(Records from a data source)
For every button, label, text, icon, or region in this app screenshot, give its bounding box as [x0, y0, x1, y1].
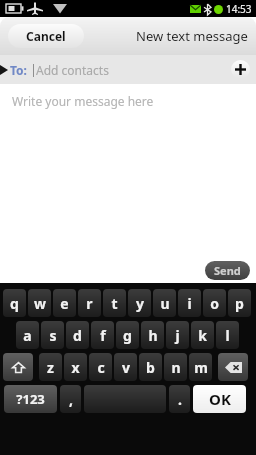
staticText: To:	[10, 62, 27, 78]
button[interactable]: .	[169, 385, 190, 413]
staticText: x	[71, 358, 80, 377]
button[interactable]: c	[89, 353, 112, 381]
staticText: j	[175, 326, 180, 345]
button[interactable]: y	[128, 289, 151, 317]
button[interactable]: u	[153, 289, 176, 317]
button[interactable]: ,	[60, 385, 81, 413]
staticText: k	[198, 326, 207, 345]
staticText: i	[187, 294, 192, 313]
staticText: Write your message here	[12, 93, 154, 109]
button[interactable]: d	[66, 321, 89, 349]
staticText: y	[136, 294, 144, 313]
button[interactable]: i	[178, 289, 201, 317]
button[interactable]: ?123	[4, 385, 57, 413]
staticText: Send	[214, 263, 241, 278]
button[interactable]: Backspace	[218, 353, 248, 381]
button[interactable]: x	[64, 353, 87, 381]
staticText: c	[97, 358, 105, 377]
button[interactable]: q	[3, 289, 26, 317]
staticText: p	[235, 294, 244, 313]
staticText: New text message	[136, 27, 248, 45]
button[interactable]: j	[166, 321, 189, 349]
staticText: t	[111, 294, 118, 313]
button[interactable]: f	[91, 321, 114, 349]
staticText: r	[86, 294, 93, 313]
button[interactable]: a	[16, 321, 39, 349]
staticText: g	[123, 326, 132, 345]
staticText: m	[194, 358, 208, 377]
button[interactable]: k	[191, 321, 214, 349]
staticText: s	[49, 326, 57, 345]
staticText: Add contacts	[36, 62, 109, 78]
button[interactable]: z	[39, 353, 62, 381]
staticText: e	[60, 294, 69, 313]
staticText: l	[225, 326, 230, 345]
staticText: q	[10, 294, 19, 313]
staticText: OK	[209, 389, 231, 409]
button[interactable]: w	[28, 289, 51, 317]
button[interactable]: Space	[84, 385, 166, 413]
button[interactable]: p	[228, 289, 251, 317]
button[interactable]: o	[203, 289, 226, 317]
staticText: a	[23, 326, 32, 345]
button[interactable]: Shift	[3, 353, 33, 381]
button[interactable]: Write your message here	[0, 84, 256, 283]
staticText: z	[47, 358, 54, 377]
staticText: Cancel	[26, 28, 66, 44]
staticText: .	[178, 390, 182, 409]
staticText: w	[34, 294, 46, 313]
staticText: 14:53	[226, 2, 252, 16]
staticText: v	[122, 358, 130, 377]
button[interactable]: e	[53, 289, 76, 317]
staticText: o	[210, 294, 219, 313]
button[interactable]: g	[116, 321, 139, 349]
button[interactable]: v	[114, 353, 137, 381]
button[interactable]: OK	[193, 385, 246, 413]
staticText: f	[100, 326, 106, 345]
staticText: ,	[69, 390, 73, 409]
button[interactable]: m	[189, 353, 212, 381]
button[interactable]: Add contact	[231, 60, 250, 79]
button[interactable]: b	[139, 353, 162, 381]
button[interactable]: h	[141, 321, 164, 349]
button[interactable]: r	[78, 289, 101, 317]
staticText: u	[160, 294, 170, 313]
button[interactable]: n	[164, 353, 187, 381]
button[interactable]: s	[41, 321, 64, 349]
staticText: h	[148, 326, 158, 345]
staticText: d	[73, 326, 82, 345]
staticText: n	[171, 358, 181, 377]
button[interactable]: t	[103, 289, 126, 317]
staticText: b	[146, 358, 155, 377]
button[interactable]: l	[216, 321, 239, 349]
button[interactable]: Send	[205, 261, 250, 280]
staticText: ?123	[16, 390, 45, 408]
button[interactable]: To:	[0, 55, 256, 84]
button[interactable]: Cancel	[8, 24, 84, 48]
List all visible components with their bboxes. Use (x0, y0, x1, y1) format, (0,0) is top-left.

> _Problem statement_
Pull every line from the listing above word for word, and leave the picture out.

> _Solution to the exercise_
For every button, label, text, icon, or region in this app screenshot, give its bounding box as [x0, y0, x1, y1].
staticText: To:	[10, 62, 27, 78]
button[interactable]: .	[169, 385, 190, 413]
staticText: x	[71, 358, 80, 377]
button[interactable]: c	[89, 353, 112, 381]
staticText: j	[175, 326, 180, 345]
button[interactable]: y	[128, 289, 151, 317]
button[interactable]: u	[153, 289, 176, 317]
button[interactable]: ,	[60, 385, 81, 413]
staticText: k	[198, 326, 207, 345]
staticText: i	[187, 294, 192, 313]
staticText: Write your message here	[12, 93, 154, 109]
button[interactable]: d	[66, 321, 89, 349]
staticText: y	[136, 294, 144, 313]
button[interactable]: i	[178, 289, 201, 317]
button[interactable]: ?123	[4, 385, 57, 413]
staticText: Send	[214, 263, 241, 278]
button[interactable]: Backspace	[218, 353, 248, 381]
button[interactable]: x	[64, 353, 87, 381]
staticText: c	[97, 358, 105, 377]
button[interactable]: q	[3, 289, 26, 317]
staticText: p	[235, 294, 244, 313]
staticText: New text message	[136, 27, 248, 45]
button[interactable]: j	[166, 321, 189, 349]
staticText: t	[111, 294, 118, 313]
button[interactable]: f	[91, 321, 114, 349]
staticText: r	[86, 294, 93, 313]
button[interactable]: a	[16, 321, 39, 349]
staticText: g	[123, 326, 132, 345]
staticText: m	[194, 358, 208, 377]
button[interactable]: k	[191, 321, 214, 349]
staticText: s	[49, 326, 57, 345]
staticText: Add contacts	[36, 62, 109, 78]
button[interactable]: z	[39, 353, 62, 381]
staticText: e	[60, 294, 69, 313]
staticText: l	[225, 326, 230, 345]
staticText: q	[10, 294, 19, 313]
staticText: OK	[209, 389, 231, 409]
button[interactable]: w	[28, 289, 51, 317]
button[interactable]: Space	[84, 385, 166, 413]
button[interactable]: p	[228, 289, 251, 317]
button[interactable]: o	[203, 289, 226, 317]
staticText: a	[23, 326, 32, 345]
button[interactable]: Shift	[3, 353, 33, 381]
button[interactable]: Write your message here	[0, 84, 256, 283]
staticText: z	[47, 358, 54, 377]
staticText: Cancel	[26, 28, 66, 44]
staticText: .	[178, 390, 182, 409]
staticText: w	[34, 294, 46, 313]
staticText: 14:53	[226, 2, 252, 16]
staticText: v	[122, 358, 130, 377]
button[interactable]: e	[53, 289, 76, 317]
staticText: o	[210, 294, 219, 313]
button[interactable]: g	[116, 321, 139, 349]
button[interactable]: v	[114, 353, 137, 381]
button[interactable]: OK	[193, 385, 246, 413]
staticText: f	[100, 326, 106, 345]
staticText: ,	[69, 390, 73, 409]
button[interactable]: m	[189, 353, 212, 381]
button[interactable]: Add contact	[231, 60, 250, 79]
button[interactable]: b	[139, 353, 162, 381]
button[interactable]: h	[141, 321, 164, 349]
button[interactable]: r	[78, 289, 101, 317]
staticText: u	[160, 294, 170, 313]
button[interactable]: n	[164, 353, 187, 381]
button[interactable]: s	[41, 321, 64, 349]
staticText: h	[148, 326, 158, 345]
staticText: d	[73, 326, 82, 345]
staticText: n	[171, 358, 181, 377]
button[interactable]: t	[103, 289, 126, 317]
staticText: b	[146, 358, 155, 377]
button[interactable]: l	[216, 321, 239, 349]
button[interactable]: Send	[205, 261, 250, 280]
staticText: ?123	[16, 390, 45, 408]
button[interactable]: To:	[0, 55, 256, 84]
button[interactable]: Cancel	[8, 24, 84, 48]
List all visible components with their bboxes. Use (x0, y0, x1, y1) format, (0,0) is top-left.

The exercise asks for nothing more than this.